→ Stated problem:
Output each entry below as it stands, leaving out every picture.

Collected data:
□ □ □ □

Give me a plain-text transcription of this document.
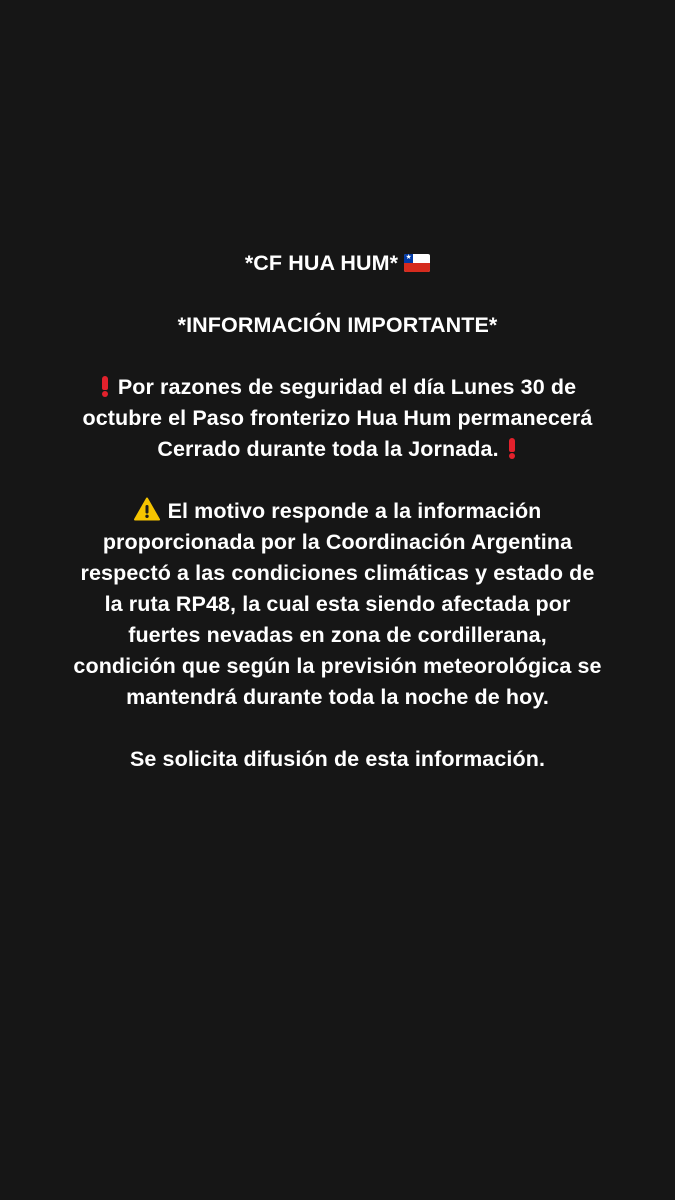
*CF HUA HUM* ★
*INFORMACIÓN IMPORTANTE*
Por razones de seguridad el día Lunes 30 de
octubre el Paso fronterizo Hua Hum permanecerá
Cerrado durante toda la Jornada.
El motivo responde a la información
proporcionada por la Coordinación Argentina
respectó a las condiciones climáticas y estado de
la ruta RP48, la cual esta siendo afectada por
fuertes nevadas en zona de cordillerana,
condición que según la previsión meteorológica se
mantendrá durante toda la noche de hoy.
Se solicita difusión de esta información.
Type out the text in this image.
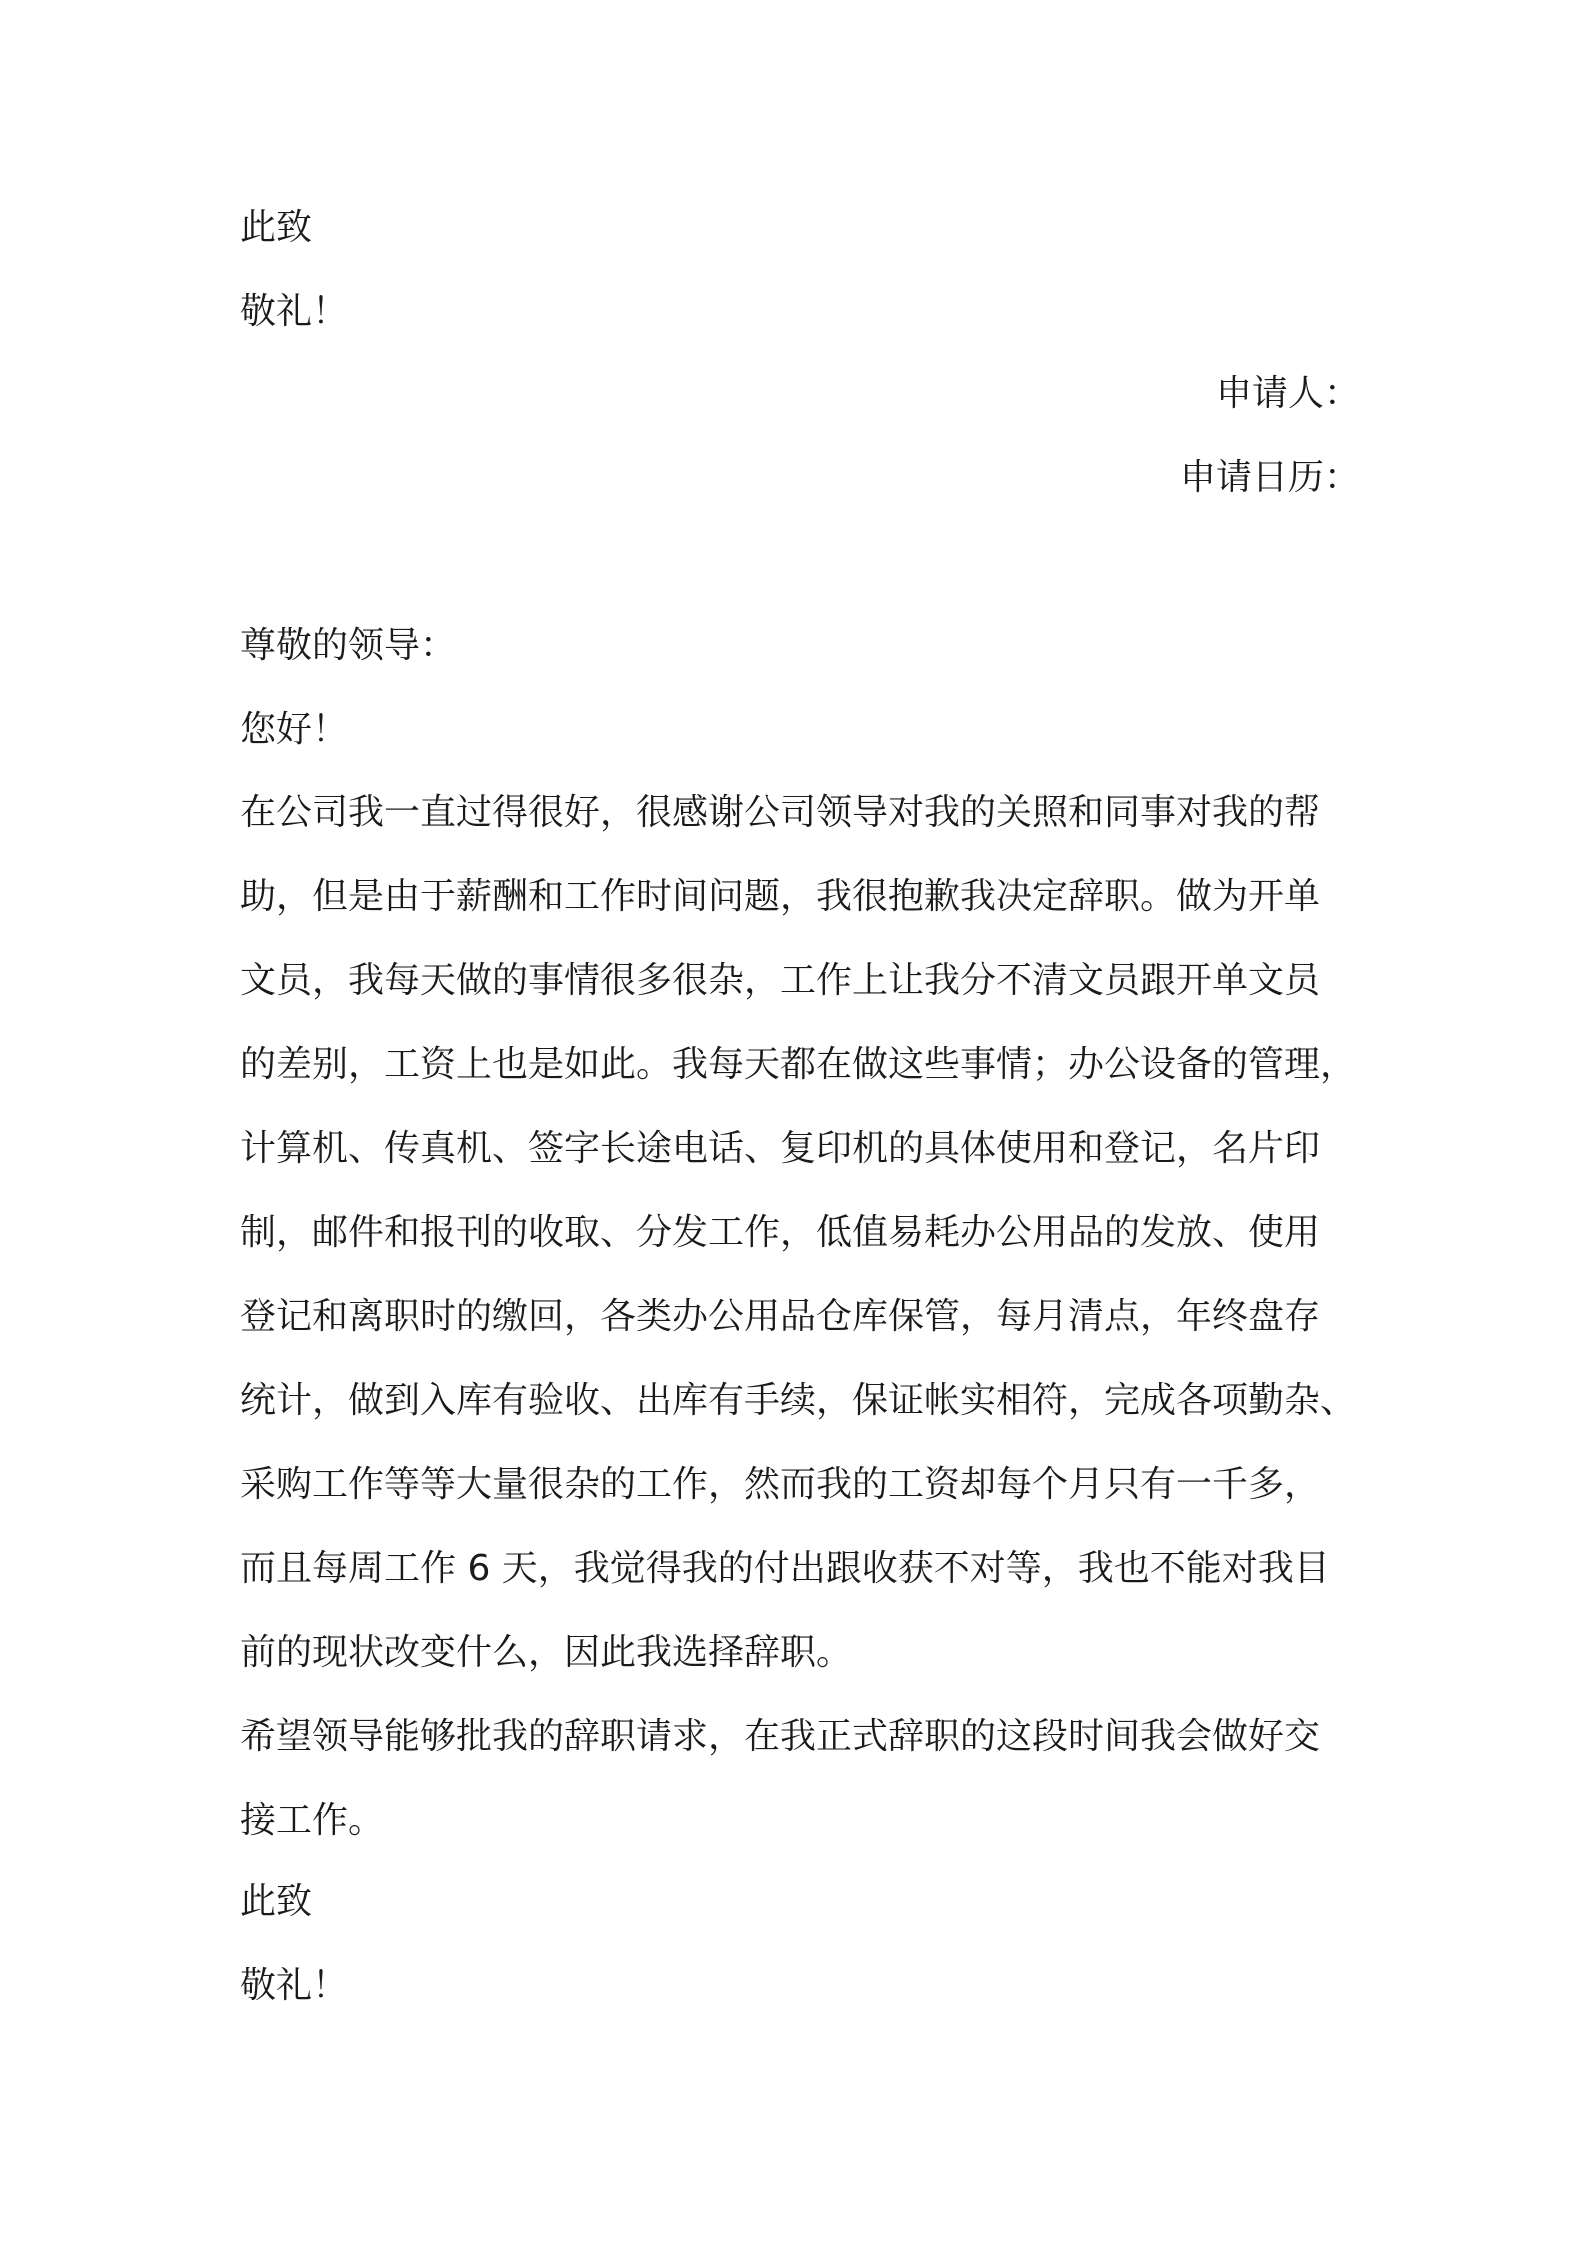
此致
敬礼！
申请人：
申请日历：
尊敬的领导：
您好！
在公司我一直过得很好，很感谢公司领导对我的关照和同事对我的帮
助，但是由于薪酬和工作时间问题，我很抱歉我决定辞职。做为开单
文员，我每天做的事情很多很杂，工作上让我分不清文员跟开单文员
的差别，工资上也是如此。我每天都在做这些事情；办公设备的管理，
计算机、传真机、签字长途电话、复印机的具体使用和登记，名片印
制，邮件和报刊的收取、分发工作，低值易耗办公用品的发放、使用
登记和离职时的缴回，各类办公用品仓库保管，每月清点，年终盘存
统计，做到入库有验收、出库有手续，保证帐实相符，完成各项勤杂、
采购工作等等大量很杂的工作，然而我的工资却每个月只有一千多，
而且每周工作 6 天，我觉得我的付出跟收获不对等，我也不能对我目
前的现状改变什么，因此我选择辞职。
希望领导能够批我的辞职请求，在我正式辞职的这段时间我会做好交
接工作。
此致
敬礼！
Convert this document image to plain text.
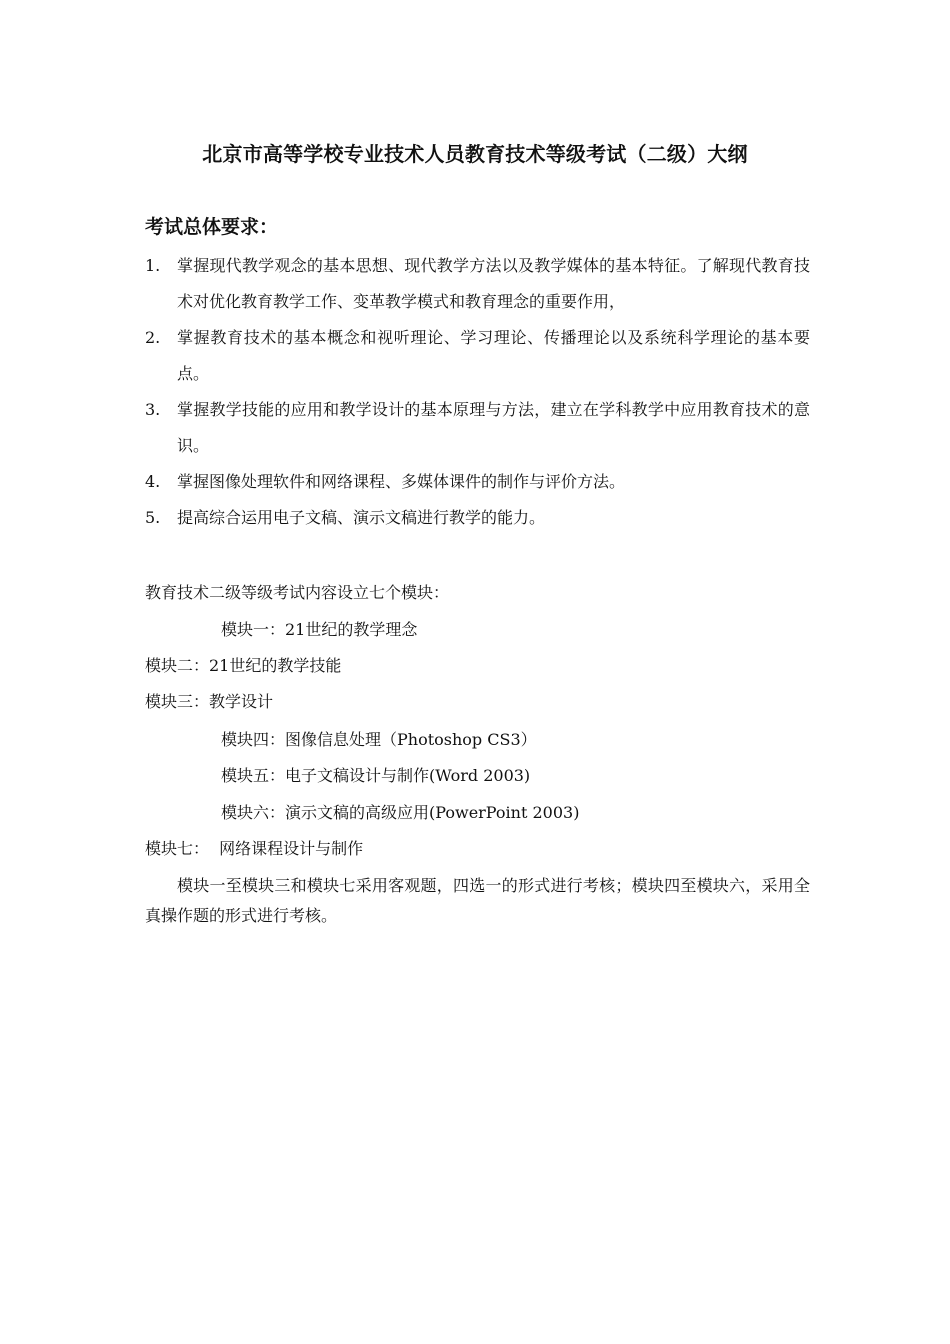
北京市高等学校专业技术人员教育技术等级考试（二级）大纲
考试总体要求：
1.	掌握现代教学观念的基本思想、现代教学方法以及教学媒体的基本特征。了解现代教育技术对优化教育教学工作、变革教学模式和教育理念的重要作用，
2.	掌握教育技术的基本概念和视听理论、学习理论、传播理论以及系统科学理论的基本要点。
3.	掌握教学技能的应用和教学设计的基本原理与方法，建立在学科教学中应用教育技术的意识。
4.	掌握图像处理软件和网络课程、多媒体课件的制作与评价方法。
5.	提高综合运用电子文稿、演示文稿进行教学的能力。
教育技术二级等级考试内容设立七个模块：
模块一：21世纪的教学理念
模块二：21世纪的教学技能
模块三：教学设计
模块四：图像信息处理（Photoshop CS3）
模块五：电子文稿设计与制作(Word 2003)
模块六：演示文稿的高级应用(PowerPoint 2003)
模块七：  网络课程设计与制作
模块一至模块三和模块七采用客观题，四选一的形式进行考核；模块四至模块六，采用全真操作题的形式进行考核。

□ □ □ □

→ Written response:
Give me a plain-text transcription of this document.
*CF HUA HUM* ★
*INFORMACIÓN IMPORTANTE*
Por razones de seguridad el día Lunes 30 de
octubre el Paso fronterizo Hua Hum permanecerá
Cerrado durante toda la Jornada.
El motivo responde a la información
proporcionada por la Coordinación Argentina
respectó a las condiciones climáticas y estado de
la ruta RP48, la cual esta siendo afectada por
fuertes nevadas en zona de cordillerana,
condición que según la previsión meteorológica se
mantendrá durante toda la noche de hoy.
Se solicita difusión de esta información.
Type out the text in this image.
此致
敬礼！
申请人：
申请日历：
尊敬的领导：
您好！
在公司我一直过得很好，很感谢公司领导对我的关照和同事对我的帮
助，但是由于薪酬和工作时间问题，我很抱歉我决定辞职。做为开单
文员，我每天做的事情很多很杂，工作上让我分不清文员跟开单文员
的差别，工资上也是如此。我每天都在做这些事情；办公设备的管理，
计算机、传真机、签字长途电话、复印机的具体使用和登记，名片印
制，邮件和报刊的收取、分发工作，低值易耗办公用品的发放、使用
登记和离职时的缴回，各类办公用品仓库保管，每月清点，年终盘存
统计，做到入库有验收、出库有手续，保证帐实相符，完成各项勤杂、
采购工作等等大量很杂的工作，然而我的工资却每个月只有一千多，
而且每周工作 6 天，我觉得我的付出跟收获不对等，我也不能对我目
前的现状改变什么，因此我选择辞职。
希望领导能够批我的辞职请求，在我正式辞职的这段时间我会做好交
接工作。
此致
敬礼！
Convert this document image to plain text.
北京市高等学校专业技术人员教育技术等级考试（二级）大纲
考试总体要求：
1.	掌握现代教学观念的基本思想、现代教学方法以及教学媒体的基本特征。了解现代教育技术对优化教育教学工作、变革教学模式和教育理念的重要作用，
2.	掌握教育技术的基本概念和视听理论、学习理论、传播理论以及系统科学理论的基本要点。
3.	掌握教学技能的应用和教学设计的基本原理与方法，建立在学科教学中应用教育技术的意识。
4.	掌握图像处理软件和网络课程、多媒体课件的制作与评价方法。
5.	提高综合运用电子文稿、演示文稿进行教学的能力。
教育技术二级等级考试内容设立七个模块：
模块一：21世纪的教学理念
模块二：21世纪的教学技能
模块三：教学设计
模块四：图像信息处理（Photoshop CS3）
模块五：电子文稿设计与制作(Word 2003)
模块六：演示文稿的高级应用(PowerPoint 2003)
模块七：  网络课程设计与制作
模块一至模块三和模块七采用客观题，四选一的形式进行考核；模块四至模块六，采用全真操作题的形式进行考核。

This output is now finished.